In the entries below, find every line holding the string "Serſ" and collect it.

§ Dataset records:
►

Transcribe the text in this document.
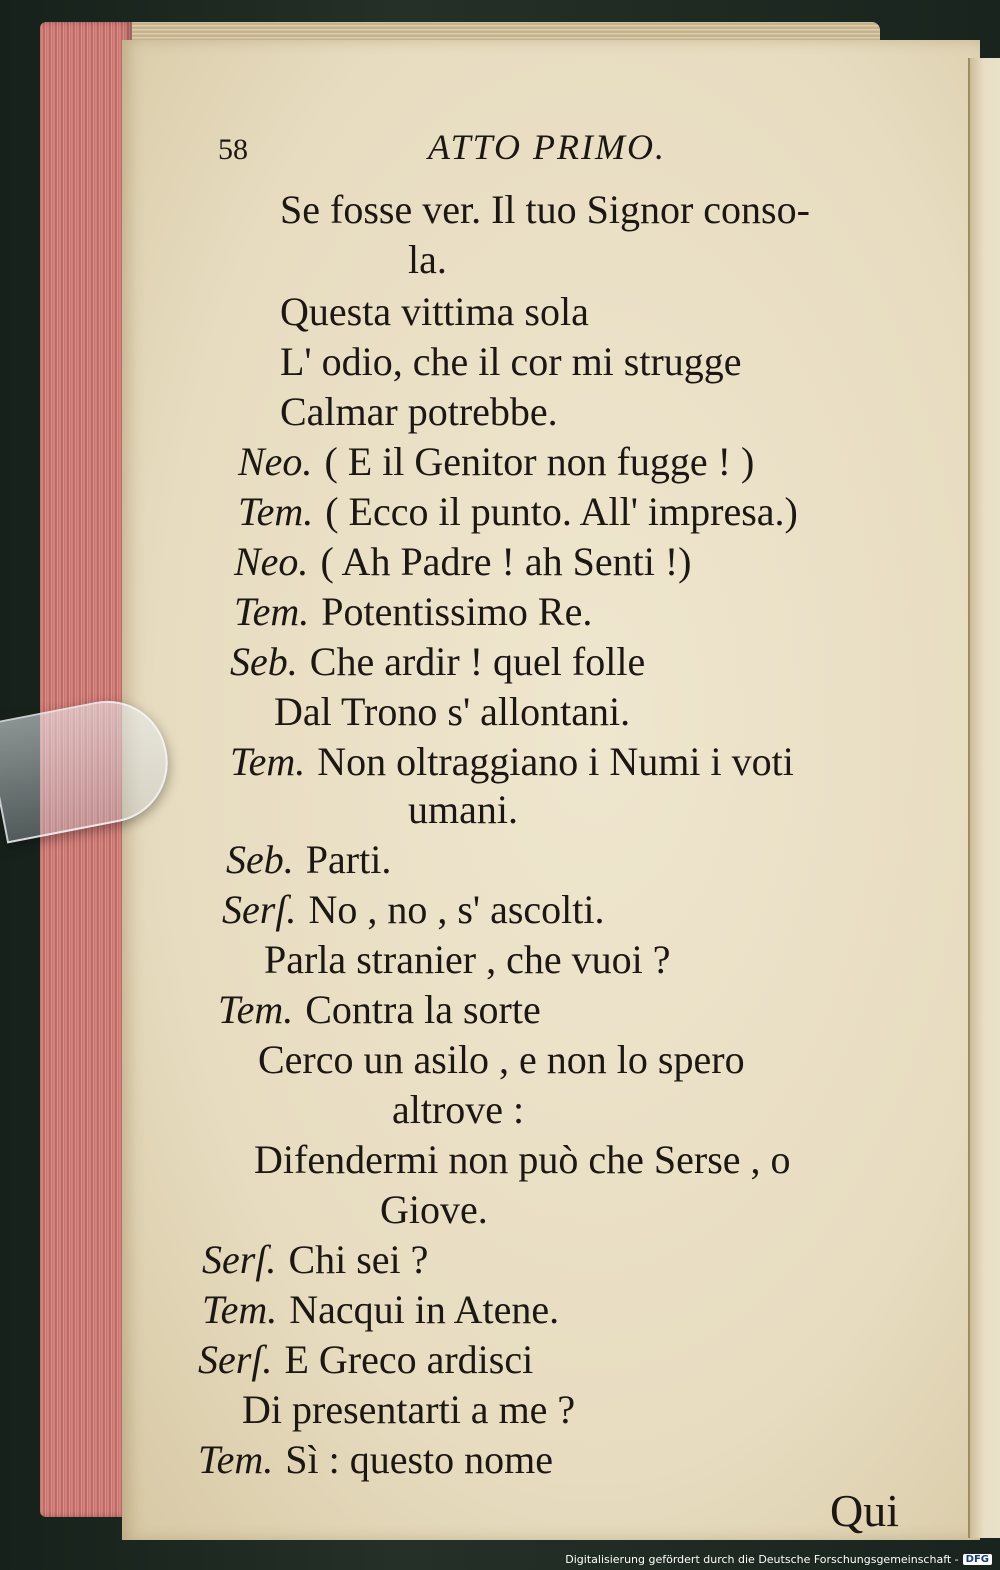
58	ATTO PRIMO.
Se fosse ver. Il tuo Signor conso-
la.
Questa vittima sola
L' odio, che il cor mi strugge
Calmar potrebbe.
Neo. ( E il Genitor non fugge ! )
Tem. ( Ecco il punto. All' impresa.)
Neo. ( Ah Padre ! ah Senti !)
Tem. Potentissimo Re.
Seb. Che ardir ! quel folle
Dal Trono s' allontani.
Tem. Non oltraggiano i Numi i voti
umani.
Seb. Parti.
Serſ. No , no , s' ascolti.
Parla stranier , che vuoi ?
Tem. Contra la sorte
Cerco un asilo , e non lo spero
altrove :
Difendermi non può che Serse , o
Giove.
Serſ. Chi sei ?
Tem. Nacqui in Atene.
Serſ. E Greco ardisci
Di presentarti a me ?
Tem. Sì : questo nome
Qui
Digitalisierung gefördert durch die Deutsche Forschungsgemeinschaft - DFG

◄

§ Response to this exercise:
Serſ. No , no , s' ascolti.
Serſ. Chi sei ?
Serſ. E Greco ardisci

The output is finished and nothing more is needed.